* **Given records**
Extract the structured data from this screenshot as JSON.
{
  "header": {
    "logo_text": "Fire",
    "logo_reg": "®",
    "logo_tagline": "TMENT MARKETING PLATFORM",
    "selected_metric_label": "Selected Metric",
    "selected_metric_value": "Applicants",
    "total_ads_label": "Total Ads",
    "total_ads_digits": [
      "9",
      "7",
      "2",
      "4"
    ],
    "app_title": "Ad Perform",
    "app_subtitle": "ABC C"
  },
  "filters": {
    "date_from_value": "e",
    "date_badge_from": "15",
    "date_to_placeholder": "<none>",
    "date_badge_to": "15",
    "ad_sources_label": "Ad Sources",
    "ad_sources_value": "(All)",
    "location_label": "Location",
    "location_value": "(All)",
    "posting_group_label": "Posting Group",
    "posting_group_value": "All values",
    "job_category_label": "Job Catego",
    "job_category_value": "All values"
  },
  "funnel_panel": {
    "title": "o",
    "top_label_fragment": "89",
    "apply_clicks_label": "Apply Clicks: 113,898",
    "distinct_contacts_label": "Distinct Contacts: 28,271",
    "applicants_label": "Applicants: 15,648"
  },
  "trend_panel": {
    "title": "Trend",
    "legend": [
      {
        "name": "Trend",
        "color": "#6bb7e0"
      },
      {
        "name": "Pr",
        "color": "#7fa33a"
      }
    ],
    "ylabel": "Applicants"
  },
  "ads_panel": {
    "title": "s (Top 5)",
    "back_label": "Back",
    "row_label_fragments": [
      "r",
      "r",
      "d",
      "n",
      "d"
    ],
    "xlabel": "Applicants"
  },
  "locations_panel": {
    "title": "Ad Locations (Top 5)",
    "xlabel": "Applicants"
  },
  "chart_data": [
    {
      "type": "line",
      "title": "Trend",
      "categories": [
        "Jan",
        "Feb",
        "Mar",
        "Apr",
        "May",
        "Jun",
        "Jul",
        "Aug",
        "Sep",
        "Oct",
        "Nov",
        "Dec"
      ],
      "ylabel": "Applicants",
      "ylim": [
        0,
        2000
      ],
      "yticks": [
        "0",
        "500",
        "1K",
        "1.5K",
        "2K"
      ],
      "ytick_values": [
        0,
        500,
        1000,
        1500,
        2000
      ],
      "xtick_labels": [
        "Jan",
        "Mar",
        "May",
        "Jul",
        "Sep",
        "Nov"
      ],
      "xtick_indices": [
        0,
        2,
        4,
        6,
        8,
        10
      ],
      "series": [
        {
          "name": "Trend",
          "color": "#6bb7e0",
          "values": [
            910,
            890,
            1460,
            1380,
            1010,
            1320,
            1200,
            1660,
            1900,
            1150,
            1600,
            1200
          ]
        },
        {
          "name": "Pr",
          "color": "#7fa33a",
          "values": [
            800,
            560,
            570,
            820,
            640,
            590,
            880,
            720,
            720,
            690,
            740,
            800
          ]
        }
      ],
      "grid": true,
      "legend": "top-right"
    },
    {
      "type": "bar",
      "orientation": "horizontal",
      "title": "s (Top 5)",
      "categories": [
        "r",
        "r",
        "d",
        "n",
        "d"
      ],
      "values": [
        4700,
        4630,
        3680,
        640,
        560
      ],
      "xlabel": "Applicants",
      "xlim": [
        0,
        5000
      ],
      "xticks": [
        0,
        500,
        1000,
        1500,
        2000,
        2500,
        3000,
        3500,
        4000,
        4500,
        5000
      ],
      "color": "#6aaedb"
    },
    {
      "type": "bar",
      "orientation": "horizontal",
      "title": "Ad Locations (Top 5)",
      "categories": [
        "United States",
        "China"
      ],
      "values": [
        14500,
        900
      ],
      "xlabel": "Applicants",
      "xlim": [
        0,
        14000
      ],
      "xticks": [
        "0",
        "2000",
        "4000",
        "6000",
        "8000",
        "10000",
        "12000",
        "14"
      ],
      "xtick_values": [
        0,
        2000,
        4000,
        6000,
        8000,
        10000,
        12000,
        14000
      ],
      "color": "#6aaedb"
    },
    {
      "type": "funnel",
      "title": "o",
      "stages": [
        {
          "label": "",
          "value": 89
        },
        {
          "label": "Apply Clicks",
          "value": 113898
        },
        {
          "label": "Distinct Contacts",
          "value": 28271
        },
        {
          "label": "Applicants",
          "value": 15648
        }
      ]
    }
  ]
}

* **What needs to be done**
Return the material in full, exactly as shown.

* **The solution**
Extract the structured data from this screenshot as JSON.
{
  "header": {
    "logo_text": "Fire",
    "logo_reg": "®",
    "logo_tagline": "TMENT MARKETING PLATFORM",
    "selected_metric_label": "Selected Metric",
    "selected_metric_value": "Applicants",
    "total_ads_label": "Total Ads",
    "total_ads_digits": [
      "9",
      "7",
      "2",
      "4"
    ],
    "app_title": "Ad Perform",
    "app_subtitle": "ABC C"
  },
  "filters": {
    "date_from_value": "e",
    "date_badge_from": "15",
    "date_to_placeholder": "<none>",
    "date_badge_to": "15",
    "ad_sources_label": "Ad Sources",
    "ad_sources_value": "(All)",
    "location_label": "Location",
    "location_value": "(All)",
    "posting_group_label": "Posting Group",
    "posting_group_value": "All values",
    "job_category_label": "Job Catego",
    "job_category_value": "All values"
  },
  "funnel_panel": {
    "title": "o",
    "top_label_fragment": "89",
    "apply_clicks_label": "Apply Clicks: 113,898",
    "distinct_contacts_label": "Distinct Contacts: 28,271",
    "applicants_label": "Applicants: 15,648"
  },
  "trend_panel": {
    "title": "Trend",
    "legend": [
      {
        "name": "Trend",
        "color": "#6bb7e0"
      },
      {
        "name": "Pr",
        "color": "#7fa33a"
      }
    ],
    "ylabel": "Applicants"
  },
  "ads_panel": {
    "title": "s (Top 5)",
    "back_label": "Back",
    "row_label_fragments": [
      "r",
      "r",
      "d",
      "n",
      "d"
    ],
    "xlabel": "Applicants"
  },
  "locations_panel": {
    "title": "Ad Locations (Top 5)",
    "xlabel": "Applicants"
  },
  "chart_data": [
    {
      "type": "line",
      "title": "Trend",
      "categories": [
        "Jan",
        "Feb",
        "Mar",
        "Apr",
        "May",
        "Jun",
        "Jul",
        "Aug",
        "Sep",
        "Oct",
        "Nov",
        "Dec"
      ],
      "ylabel": "Applicants",
      "ylim": [
        0,
        2000
      ],
      "yticks": [
        "0",
        "500",
        "1K",
        "1.5K",
        "2K"
      ],
      "ytick_values": [
        0,
        500,
        1000,
        1500,
        2000
      ],
      "xtick_labels": [
        "Jan",
        "Mar",
        "May",
        "Jul",
        "Sep",
        "Nov"
      ],
      "xtick_indices": [
        0,
        2,
        4,
        6,
        8,
        10
      ],
      "series": [
        {
          "name": "Trend",
          "color": "#6bb7e0",
          "values": [
            910,
            890,
            1460,
            1380,
            1010,
            1320,
            1200,
            1660,
            1900,
            1150,
            1600,
            1200
          ]
        },
        {
          "name": "Pr",
          "color": "#7fa33a",
          "values": [
            800,
            560,
            570,
            820,
            640,
            590,
            880,
            720,
            720,
            690,
            740,
            800
          ]
        }
      ],
      "grid": true,
      "legend": "top-right"
    },
    {
      "type": "bar",
      "orientation": "horizontal",
      "title": "s (Top 5)",
      "categories": [
        "r",
        "r",
        "d",
        "n",
        "d"
      ],
      "values": [
        4700,
        4630,
        3680,
        640,
        560
      ],
      "xlabel": "Applicants",
      "xlim": [
        0,
        5000
      ],
      "xticks": [
        0,
        500,
        1000,
        1500,
        2000,
        2500,
        3000,
        3500,
        4000,
        4500,
        5000
      ],
      "color": "#6aaedb"
    },
    {
      "type": "bar",
      "orientation": "horizontal",
      "title": "Ad Locations (Top 5)",
      "categories": [
        "United States",
        "China"
      ],
      "values": [
        14500,
        900
      ],
      "xlabel": "Applicants",
      "xlim": [
        0,
        14000
      ],
      "xticks": [
        "0",
        "2000",
        "4000",
        "6000",
        "8000",
        "10000",
        "12000",
        "14"
      ],
      "xtick_values": [
        0,
        2000,
        4000,
        6000,
        8000,
        10000,
        12000,
        14000
      ],
      "color": "#6aaedb"
    },
    {
      "type": "funnel",
      "title": "o",
      "stages": [
        {
          "label": "",
          "value": 89
        },
        {
          "label": "Apply Clicks",
          "value": 113898
        },
        {
          "label": "Distinct Contacts",
          "value": 28271
        },
        {
          "label": "Applicants",
          "value": 15648
        }
      ]
    }
  ]
}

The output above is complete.